CHALLENGE =>
Lines that hold the word "glyph" should be located and copied.

Data records =>
################

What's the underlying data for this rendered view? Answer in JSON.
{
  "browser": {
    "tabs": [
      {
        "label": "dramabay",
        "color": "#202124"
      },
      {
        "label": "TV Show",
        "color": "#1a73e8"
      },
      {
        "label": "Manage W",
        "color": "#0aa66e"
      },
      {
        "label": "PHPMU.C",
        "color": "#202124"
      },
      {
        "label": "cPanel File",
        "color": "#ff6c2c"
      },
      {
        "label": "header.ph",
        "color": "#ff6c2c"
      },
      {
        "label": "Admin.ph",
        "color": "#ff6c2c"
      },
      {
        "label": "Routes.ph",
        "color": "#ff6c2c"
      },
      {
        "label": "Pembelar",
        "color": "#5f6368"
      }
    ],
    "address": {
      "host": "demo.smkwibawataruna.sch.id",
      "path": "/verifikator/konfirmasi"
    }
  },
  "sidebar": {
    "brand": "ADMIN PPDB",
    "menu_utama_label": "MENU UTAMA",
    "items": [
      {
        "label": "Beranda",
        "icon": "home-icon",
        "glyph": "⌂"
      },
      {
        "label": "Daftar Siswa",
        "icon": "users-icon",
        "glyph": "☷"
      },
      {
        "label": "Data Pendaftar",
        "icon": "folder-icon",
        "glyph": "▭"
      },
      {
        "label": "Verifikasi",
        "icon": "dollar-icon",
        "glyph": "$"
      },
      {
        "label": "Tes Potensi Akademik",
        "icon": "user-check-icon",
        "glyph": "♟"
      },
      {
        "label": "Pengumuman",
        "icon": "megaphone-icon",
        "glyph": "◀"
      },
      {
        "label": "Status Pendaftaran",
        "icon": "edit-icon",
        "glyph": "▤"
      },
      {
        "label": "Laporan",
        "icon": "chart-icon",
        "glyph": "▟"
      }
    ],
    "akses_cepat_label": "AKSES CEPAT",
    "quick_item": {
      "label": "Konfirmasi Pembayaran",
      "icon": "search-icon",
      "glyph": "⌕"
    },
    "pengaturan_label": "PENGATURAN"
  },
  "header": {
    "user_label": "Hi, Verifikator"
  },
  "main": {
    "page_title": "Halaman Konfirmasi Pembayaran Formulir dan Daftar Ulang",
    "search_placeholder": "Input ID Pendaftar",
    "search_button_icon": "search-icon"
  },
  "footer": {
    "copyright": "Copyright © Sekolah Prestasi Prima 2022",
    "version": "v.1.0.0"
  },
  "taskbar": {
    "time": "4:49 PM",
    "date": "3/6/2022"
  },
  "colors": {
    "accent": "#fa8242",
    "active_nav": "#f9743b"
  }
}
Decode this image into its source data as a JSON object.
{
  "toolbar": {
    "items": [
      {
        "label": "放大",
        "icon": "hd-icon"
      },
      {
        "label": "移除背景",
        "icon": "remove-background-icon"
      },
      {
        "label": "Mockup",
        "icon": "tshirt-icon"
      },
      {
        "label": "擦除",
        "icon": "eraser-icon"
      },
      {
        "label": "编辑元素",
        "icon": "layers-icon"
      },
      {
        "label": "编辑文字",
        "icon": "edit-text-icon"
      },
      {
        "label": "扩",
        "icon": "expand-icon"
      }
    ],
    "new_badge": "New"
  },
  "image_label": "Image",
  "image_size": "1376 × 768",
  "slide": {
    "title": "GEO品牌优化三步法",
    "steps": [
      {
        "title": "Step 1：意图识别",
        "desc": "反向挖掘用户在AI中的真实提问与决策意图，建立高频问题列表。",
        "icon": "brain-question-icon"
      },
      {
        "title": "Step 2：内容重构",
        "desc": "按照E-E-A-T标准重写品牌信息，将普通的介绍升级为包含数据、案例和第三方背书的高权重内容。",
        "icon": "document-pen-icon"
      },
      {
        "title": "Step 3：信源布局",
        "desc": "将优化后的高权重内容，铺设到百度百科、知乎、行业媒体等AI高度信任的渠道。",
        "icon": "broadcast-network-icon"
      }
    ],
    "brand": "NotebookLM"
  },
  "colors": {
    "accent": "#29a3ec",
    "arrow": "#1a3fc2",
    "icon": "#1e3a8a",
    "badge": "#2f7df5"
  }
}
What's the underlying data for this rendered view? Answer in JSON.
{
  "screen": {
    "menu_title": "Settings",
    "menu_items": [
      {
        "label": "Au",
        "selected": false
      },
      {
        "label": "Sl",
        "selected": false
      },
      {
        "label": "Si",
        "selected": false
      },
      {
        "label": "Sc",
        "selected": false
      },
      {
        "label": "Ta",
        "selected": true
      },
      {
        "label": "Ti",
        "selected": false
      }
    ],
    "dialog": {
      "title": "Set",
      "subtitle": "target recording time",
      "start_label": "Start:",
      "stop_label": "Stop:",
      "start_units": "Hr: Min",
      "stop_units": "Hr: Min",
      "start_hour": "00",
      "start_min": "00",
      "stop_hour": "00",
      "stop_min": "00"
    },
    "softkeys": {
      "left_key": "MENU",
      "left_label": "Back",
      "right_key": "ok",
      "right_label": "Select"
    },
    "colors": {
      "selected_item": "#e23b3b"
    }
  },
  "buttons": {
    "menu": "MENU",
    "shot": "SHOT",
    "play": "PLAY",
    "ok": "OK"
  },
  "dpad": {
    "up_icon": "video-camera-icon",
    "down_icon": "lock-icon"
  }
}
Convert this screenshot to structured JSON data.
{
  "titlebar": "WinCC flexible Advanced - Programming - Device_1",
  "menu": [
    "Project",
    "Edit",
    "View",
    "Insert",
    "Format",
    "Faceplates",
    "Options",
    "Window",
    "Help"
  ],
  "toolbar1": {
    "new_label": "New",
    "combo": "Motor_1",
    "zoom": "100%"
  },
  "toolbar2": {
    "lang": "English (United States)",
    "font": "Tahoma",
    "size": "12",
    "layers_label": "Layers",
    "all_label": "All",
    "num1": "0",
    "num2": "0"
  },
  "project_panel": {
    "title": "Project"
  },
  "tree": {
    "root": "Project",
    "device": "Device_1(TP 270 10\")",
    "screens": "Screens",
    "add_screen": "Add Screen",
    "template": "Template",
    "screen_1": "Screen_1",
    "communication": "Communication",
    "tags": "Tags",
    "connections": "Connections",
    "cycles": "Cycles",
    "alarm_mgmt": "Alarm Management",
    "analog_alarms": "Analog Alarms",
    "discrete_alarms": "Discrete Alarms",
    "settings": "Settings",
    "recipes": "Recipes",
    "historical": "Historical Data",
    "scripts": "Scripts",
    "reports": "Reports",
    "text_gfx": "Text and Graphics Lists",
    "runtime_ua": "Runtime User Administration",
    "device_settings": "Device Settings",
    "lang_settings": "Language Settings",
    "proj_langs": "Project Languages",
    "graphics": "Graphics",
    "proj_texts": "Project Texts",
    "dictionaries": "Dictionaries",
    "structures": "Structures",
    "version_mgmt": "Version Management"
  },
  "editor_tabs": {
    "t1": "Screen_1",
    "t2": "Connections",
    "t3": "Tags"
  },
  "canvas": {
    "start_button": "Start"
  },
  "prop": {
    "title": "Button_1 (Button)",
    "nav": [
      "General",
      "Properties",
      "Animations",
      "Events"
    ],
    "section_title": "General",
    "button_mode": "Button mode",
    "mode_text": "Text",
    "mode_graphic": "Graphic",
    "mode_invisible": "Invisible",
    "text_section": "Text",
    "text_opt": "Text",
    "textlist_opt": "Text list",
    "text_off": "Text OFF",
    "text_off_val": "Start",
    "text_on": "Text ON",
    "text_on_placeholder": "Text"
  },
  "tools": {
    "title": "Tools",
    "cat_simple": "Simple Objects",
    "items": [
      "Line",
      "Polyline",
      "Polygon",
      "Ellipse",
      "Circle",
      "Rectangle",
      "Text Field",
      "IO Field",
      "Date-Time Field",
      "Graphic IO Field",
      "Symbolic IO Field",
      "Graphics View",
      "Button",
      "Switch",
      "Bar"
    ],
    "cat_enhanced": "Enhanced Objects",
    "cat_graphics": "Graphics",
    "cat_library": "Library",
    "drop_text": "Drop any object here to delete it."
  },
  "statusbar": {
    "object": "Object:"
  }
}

################

THE RESPONSE =>
        "glyph": "⌂"
        "glyph": "☷"
        "glyph": "▭"
        "glyph": "$"
        "glyph": "♟"
        "glyph": "◀"
        "glyph": "▤"
        "glyph": "▟"
      "glyph": "⌕"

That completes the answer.